>> START
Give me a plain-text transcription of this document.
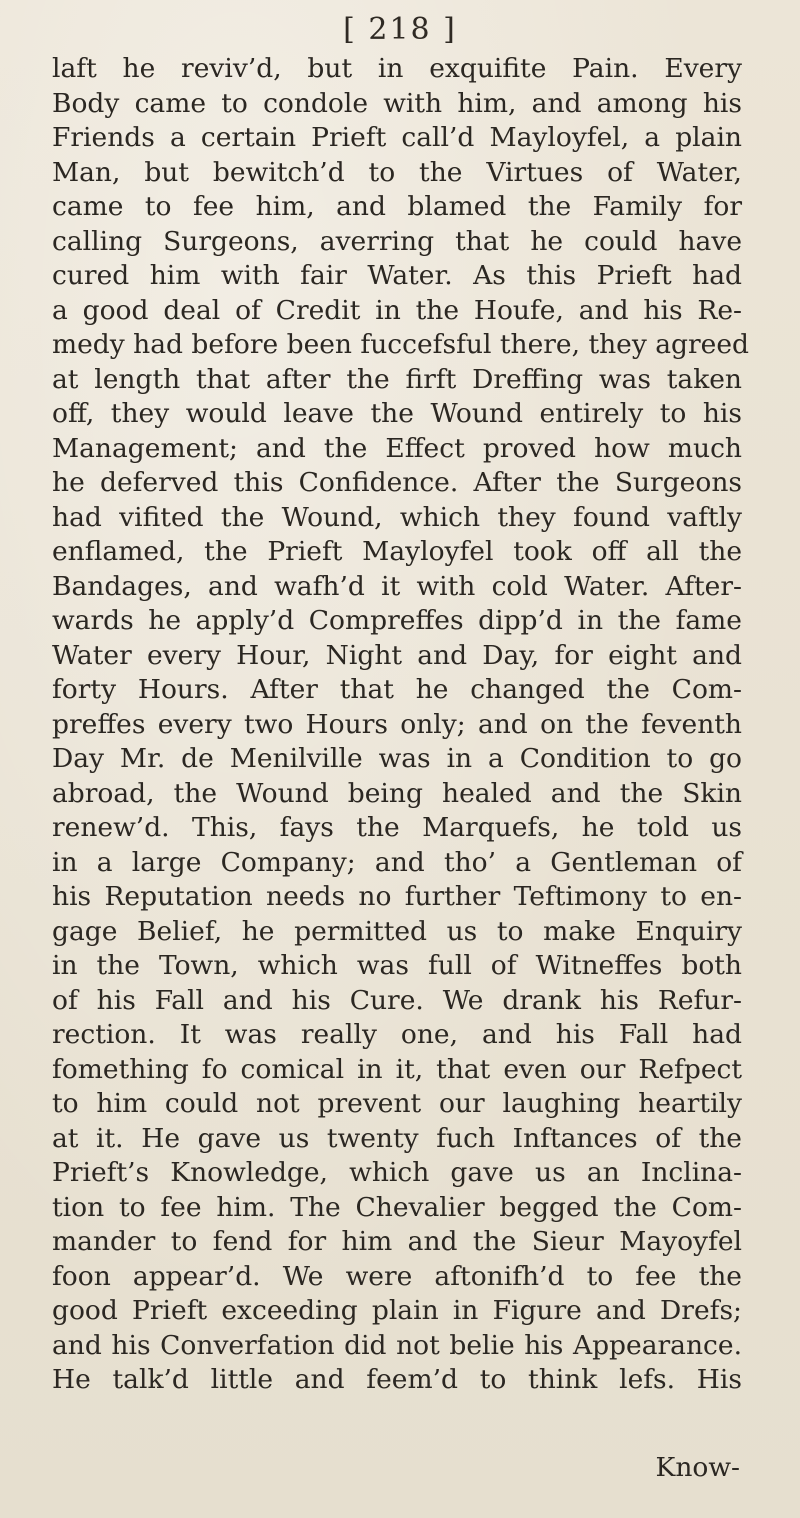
[ 218 ]
laft he reviv’d, but in exquifite Pain. Every
Body came to condole with him, and among his
Friends a certain Prieft call’d Mayloyfel, a plain
Man, but bewitch’d to the Virtues of Water,
came to fee him, and blamed the Family for
calling Surgeons, averring that he could have
cured him with fair Water. As this Prieft had
a good deal of Credit in the Houfe, and his Re-
medy had before been fuccefsful there, they agreed
at length that after the firft Dreffing was taken
off, they would leave the Wound entirely to his
Management; and the Effect proved how much
he deferved this Confidence. After the Surgeons
had vifited the Wound, which they found vaftly
enflamed, the Prieft Mayloyfel took off all the
Bandages, and wafh’d it with cold Water. After-
wards he apply’d Compreffes dipp’d in the fame
Water every Hour, Night and Day, for eight and
forty Hours. After that he changed the Com-
preffes every two Hours only; and on the feventh
Day Mr. de Menilville was in a Condition to go
abroad, the Wound being healed and the Skin
renew’d. This, fays the Marquefs, he told us
in a large Company; and tho’ a Gentleman of
his Reputation needs no further Teftimony to en-
gage Belief, he permitted us to make Enquiry
in the Town, which was full of Witneffes both
of his Fall and his Cure. We drank his Refur-
rection. It was really one, and his Fall had
fomething fo comical in it, that even our Refpect
to him could not prevent our laughing heartily
at it. He gave us twenty fuch Inftances of the
Prieft’s Knowledge, which gave us an Inclina-
tion to fee him. The Chevalier begged the Com-
mander to fend for him and the Sieur Mayoyfel
foon appear’d. We were aftonifh’d to fee the
good Prieft exceeding plain in Figure and Drefs;
and his Converfation did not belie his Appearance.
He talk’d little and feem’d to think lefs. His
Know-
>> END
- **Exercise task**
Every record above should be transcribed exactly; the pictures stay out of the copy.

- **Reply**
Give me a plain-text transcription of this document.
[ 218 ]
laft he reviv’d, but in exquifite Pain. Every
Body came to condole with him, and among his
Friends a certain Prieft call’d Mayloyfel, a plain
Man, but bewitch’d to the Virtues of Water,
came to fee him, and blamed the Family for
calling Surgeons, averring that he could have
cured him with fair Water. As this Prieft had
a good deal of Credit in the Houfe, and his Re-
medy had before been fuccefsful there, they agreed
at length that after the firft Dreffing was taken
off, they would leave the Wound entirely to his
Management; and the Effect proved how much
he deferved this Confidence. After the Surgeons
had vifited the Wound, which they found vaftly
enflamed, the Prieft Mayloyfel took off all the
Bandages, and wafh’d it with cold Water. After-
wards he apply’d Compreffes dipp’d in the fame
Water every Hour, Night and Day, for eight and
forty Hours. After that he changed the Com-
preffes every two Hours only; and on the feventh
Day Mr. de Menilville was in a Condition to go
abroad, the Wound being healed and the Skin
renew’d. This, fays the Marquefs, he told us
in a large Company; and tho’ a Gentleman of
his Reputation needs no further Teftimony to en-
gage Belief, he permitted us to make Enquiry
in the Town, which was full of Witneffes both
of his Fall and his Cure. We drank his Refur-
rection. It was really one, and his Fall had
fomething fo comical in it, that even our Refpect
to him could not prevent our laughing heartily
at it. He gave us twenty fuch Inftances of the
Prieft’s Knowledge, which gave us an Inclina-
tion to fee him. The Chevalier begged the Com-
mander to fend for him and the Sieur Mayoyfel
foon appear’d. We were aftonifh’d to fee the
good Prieft exceeding plain in Figure and Drefs;
and his Converfation did not belie his Appearance.
He talk’d little and feem’d to think lefs. His
Know-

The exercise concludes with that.